**REQUIREMENT**:
Output only the lines from the line holding "Decode this image" through the close of the records, exactly as they appear, with all pictures omitted.
━━ RECORD LIST ━━
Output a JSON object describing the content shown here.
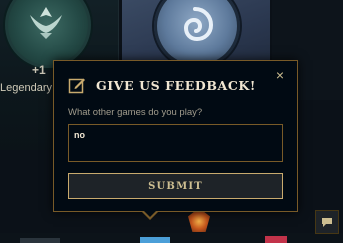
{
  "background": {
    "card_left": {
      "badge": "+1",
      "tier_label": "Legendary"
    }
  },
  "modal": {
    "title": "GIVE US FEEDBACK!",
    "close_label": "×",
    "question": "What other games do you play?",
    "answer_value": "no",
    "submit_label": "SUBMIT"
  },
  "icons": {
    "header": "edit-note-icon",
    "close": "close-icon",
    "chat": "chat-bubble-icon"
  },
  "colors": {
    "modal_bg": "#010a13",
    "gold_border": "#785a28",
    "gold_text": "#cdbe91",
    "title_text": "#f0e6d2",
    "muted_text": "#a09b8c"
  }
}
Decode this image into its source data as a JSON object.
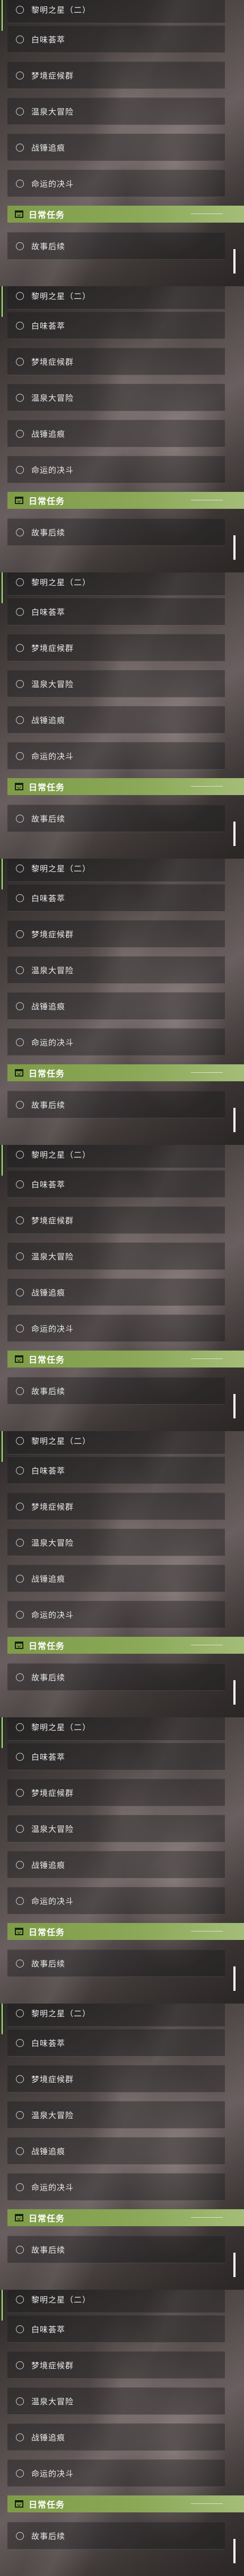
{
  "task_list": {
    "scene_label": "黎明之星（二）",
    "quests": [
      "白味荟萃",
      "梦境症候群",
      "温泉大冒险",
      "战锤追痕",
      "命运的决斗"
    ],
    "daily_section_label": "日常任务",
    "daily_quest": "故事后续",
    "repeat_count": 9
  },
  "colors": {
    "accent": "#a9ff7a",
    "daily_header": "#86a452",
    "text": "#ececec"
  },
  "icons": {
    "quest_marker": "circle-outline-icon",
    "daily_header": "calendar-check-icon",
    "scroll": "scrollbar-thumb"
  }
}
━━━
**RESPONSE**:
Decode this image into its source data as a JSON object.
{
  "task_list": {
    "scene_label": "黎明之星（二）",
    "quests": [
      "白味荟萃",
      "梦境症候群",
      "温泉大冒险",
      "战锤追痕",
      "命运的决斗"
    ],
    "daily_section_label": "日常任务",
    "daily_quest": "故事后续",
    "repeat_count": 9
  },
  "colors": {
    "accent": "#a9ff7a",
    "daily_header": "#86a452",
    "text": "#ececec"
  },
  "icons": {
    "quest_marker": "circle-outline-icon",
    "daily_header": "calendar-check-icon",
    "scroll": "scrollbar-thumb"
  }
}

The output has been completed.